PROBLEM DETAILS — Leave out all images and set down the records exactly as given.

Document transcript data

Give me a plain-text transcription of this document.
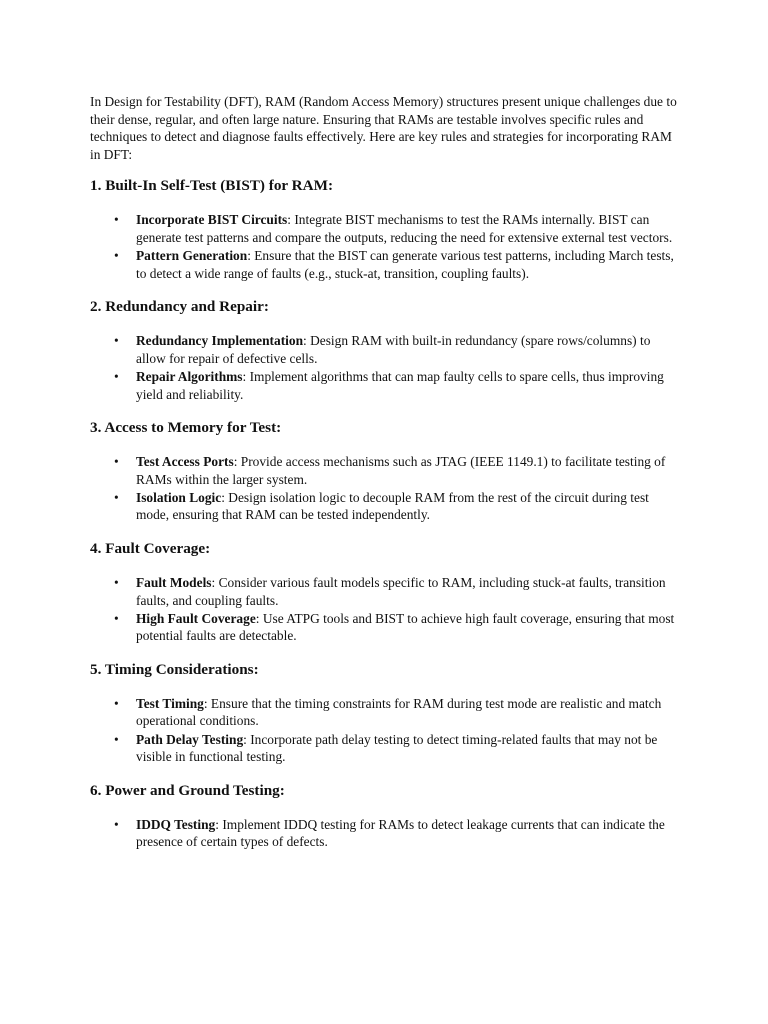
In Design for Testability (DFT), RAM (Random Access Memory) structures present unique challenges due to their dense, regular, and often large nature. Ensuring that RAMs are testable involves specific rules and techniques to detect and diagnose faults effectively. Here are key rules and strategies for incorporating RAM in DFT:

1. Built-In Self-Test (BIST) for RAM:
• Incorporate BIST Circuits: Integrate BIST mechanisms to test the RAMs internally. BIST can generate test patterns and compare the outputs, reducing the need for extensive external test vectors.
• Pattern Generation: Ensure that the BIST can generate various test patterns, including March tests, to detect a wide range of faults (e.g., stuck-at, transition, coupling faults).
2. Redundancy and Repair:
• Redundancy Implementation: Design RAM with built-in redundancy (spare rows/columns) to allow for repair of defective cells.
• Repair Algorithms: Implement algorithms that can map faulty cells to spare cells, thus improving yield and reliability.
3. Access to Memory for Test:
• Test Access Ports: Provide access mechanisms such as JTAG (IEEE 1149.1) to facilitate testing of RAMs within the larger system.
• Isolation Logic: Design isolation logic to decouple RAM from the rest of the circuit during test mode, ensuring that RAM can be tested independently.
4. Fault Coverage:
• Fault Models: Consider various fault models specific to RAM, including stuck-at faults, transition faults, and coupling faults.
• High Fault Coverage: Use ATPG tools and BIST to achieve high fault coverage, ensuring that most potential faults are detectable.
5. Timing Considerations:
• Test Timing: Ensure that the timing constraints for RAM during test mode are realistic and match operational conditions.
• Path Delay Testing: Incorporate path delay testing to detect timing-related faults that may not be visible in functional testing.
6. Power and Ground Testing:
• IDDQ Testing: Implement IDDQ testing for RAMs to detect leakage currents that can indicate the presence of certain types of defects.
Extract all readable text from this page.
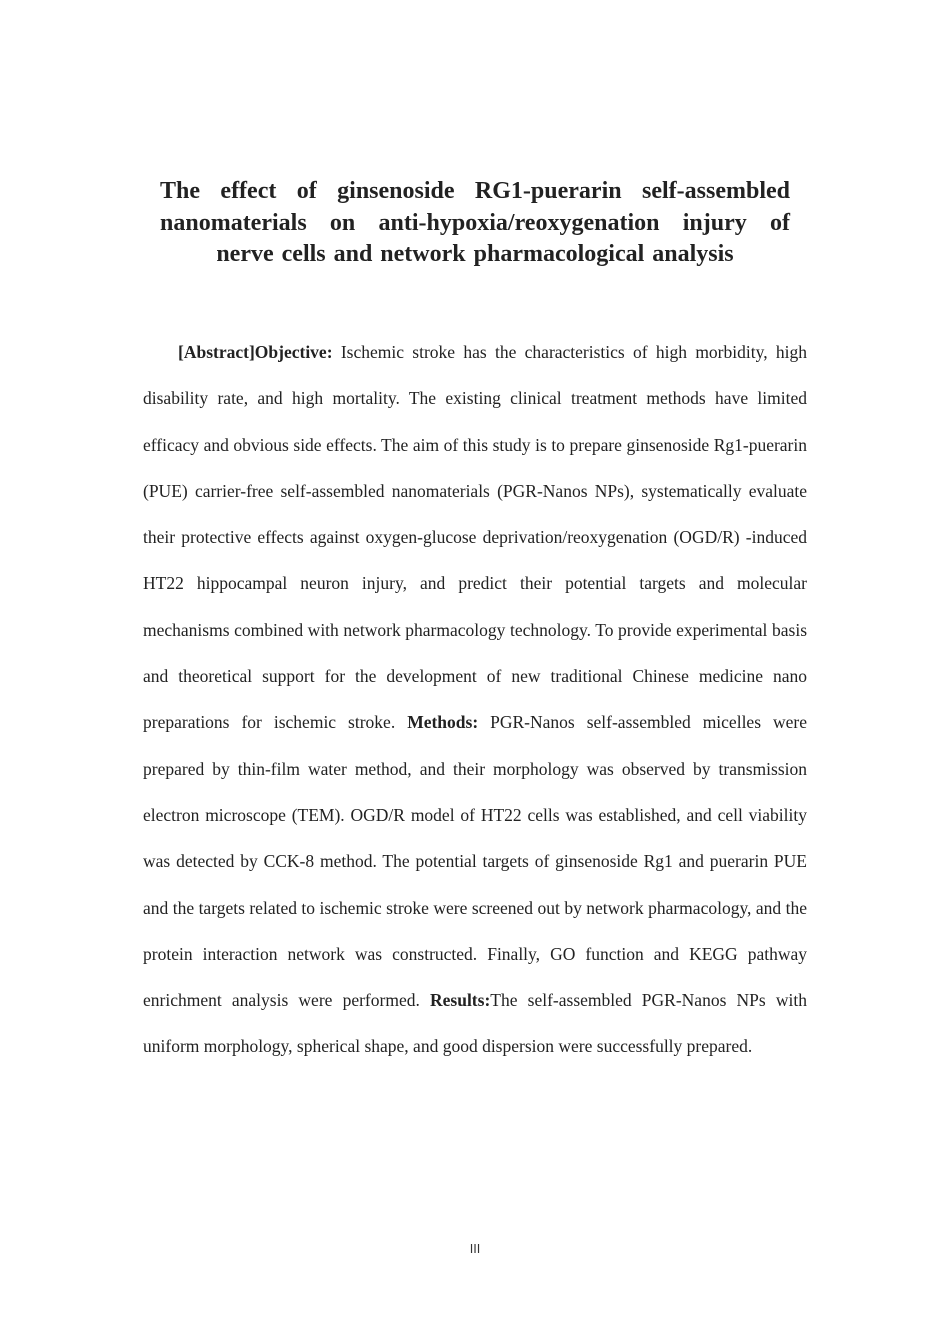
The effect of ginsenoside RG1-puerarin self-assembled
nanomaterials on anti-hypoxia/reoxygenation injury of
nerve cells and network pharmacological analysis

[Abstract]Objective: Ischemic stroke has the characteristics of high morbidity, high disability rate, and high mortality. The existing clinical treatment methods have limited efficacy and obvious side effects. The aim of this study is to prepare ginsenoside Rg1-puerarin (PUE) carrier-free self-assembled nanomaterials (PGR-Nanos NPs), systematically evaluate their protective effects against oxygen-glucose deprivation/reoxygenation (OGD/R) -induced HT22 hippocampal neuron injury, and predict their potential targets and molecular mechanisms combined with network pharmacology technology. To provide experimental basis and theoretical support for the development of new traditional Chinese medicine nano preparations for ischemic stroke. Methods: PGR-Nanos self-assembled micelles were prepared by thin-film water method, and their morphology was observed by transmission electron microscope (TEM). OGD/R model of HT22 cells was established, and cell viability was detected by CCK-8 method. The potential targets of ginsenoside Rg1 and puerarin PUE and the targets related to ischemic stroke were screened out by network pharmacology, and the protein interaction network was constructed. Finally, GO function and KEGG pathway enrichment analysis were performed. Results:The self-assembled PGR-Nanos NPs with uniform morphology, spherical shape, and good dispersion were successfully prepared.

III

RESPONSE FOR THIS EXERCISE —
Give me a plain-text transcription of this document.
In Design for Testability (DFT), RAM (Random Access Memory) structures present unique challenges due to their dense, regular, and often large nature. Ensuring that RAMs are testable involves specific rules and techniques to detect and diagnose faults effectively. Here are key rules and strategies for incorporating RAM in DFT:

1. Built-In Self-Test (BIST) for RAM:
• Incorporate BIST Circuits: Integrate BIST mechanisms to test the RAMs internally. BIST can generate test patterns and compare the outputs, reducing the need for extensive external test vectors.
• Pattern Generation: Ensure that the BIST can generate various test patterns, including March tests, to detect a wide range of faults (e.g., stuck-at, transition, coupling faults).
2. Redundancy and Repair:
• Redundancy Implementation: Design RAM with built-in redundancy (spare rows/columns) to allow for repair of defective cells.
• Repair Algorithms: Implement algorithms that can map faulty cells to spare cells, thus improving yield and reliability.
3. Access to Memory for Test:
• Test Access Ports: Provide access mechanisms such as JTAG (IEEE 1149.1) to facilitate testing of RAMs within the larger system.
• Isolation Logic: Design isolation logic to decouple RAM from the rest of the circuit during test mode, ensuring that RAM can be tested independently.
4. Fault Coverage:
• Fault Models: Consider various fault models specific to RAM, including stuck-at faults, transition faults, and coupling faults.
• High Fault Coverage: Use ATPG tools and BIST to achieve high fault coverage, ensuring that most potential faults are detectable.
5. Timing Considerations:
• Test Timing: Ensure that the timing constraints for RAM during test mode are realistic and match operational conditions.
• Path Delay Testing: Incorporate path delay testing to detect timing-related faults that may not be visible in functional testing.
6. Power and Ground Testing:
• IDDQ Testing: Implement IDDQ testing for RAMs to detect leakage currents that can indicate the presence of certain types of defects.
Extract all readable text from this page.
The effect of ginsenoside RG1-puerarin self-assembled
nanomaterials on anti-hypoxia/reoxygenation injury of
nerve cells and network pharmacological analysis

[Abstract]Objective: Ischemic stroke has the characteristics of high morbidity, high disability rate, and high mortality. The existing clinical treatment methods have limited efficacy and obvious side effects. The aim of this study is to prepare ginsenoside Rg1-puerarin (PUE) carrier-free self-assembled nanomaterials (PGR-Nanos NPs), systematically evaluate their protective effects against oxygen-glucose deprivation/reoxygenation (OGD/R) -induced HT22 hippocampal neuron injury, and predict their potential targets and molecular mechanisms combined with network pharmacology technology. To provide experimental basis and theoretical support for the development of new traditional Chinese medicine nano preparations for ischemic stroke. Methods: PGR-Nanos self-assembled micelles were prepared by thin-film water method, and their morphology was observed by transmission electron microscope (TEM). OGD/R model of HT22 cells was established, and cell viability was detected by CCK-8 method. The potential targets of ginsenoside Rg1 and puerarin PUE and the targets related to ischemic stroke were screened out by network pharmacology, and the protein interaction network was constructed. Finally, GO function and KEGG pathway enrichment analysis were performed. Results:The self-assembled PGR-Nanos NPs with uniform morphology, spherical shape, and good dispersion were successfully prepared.

III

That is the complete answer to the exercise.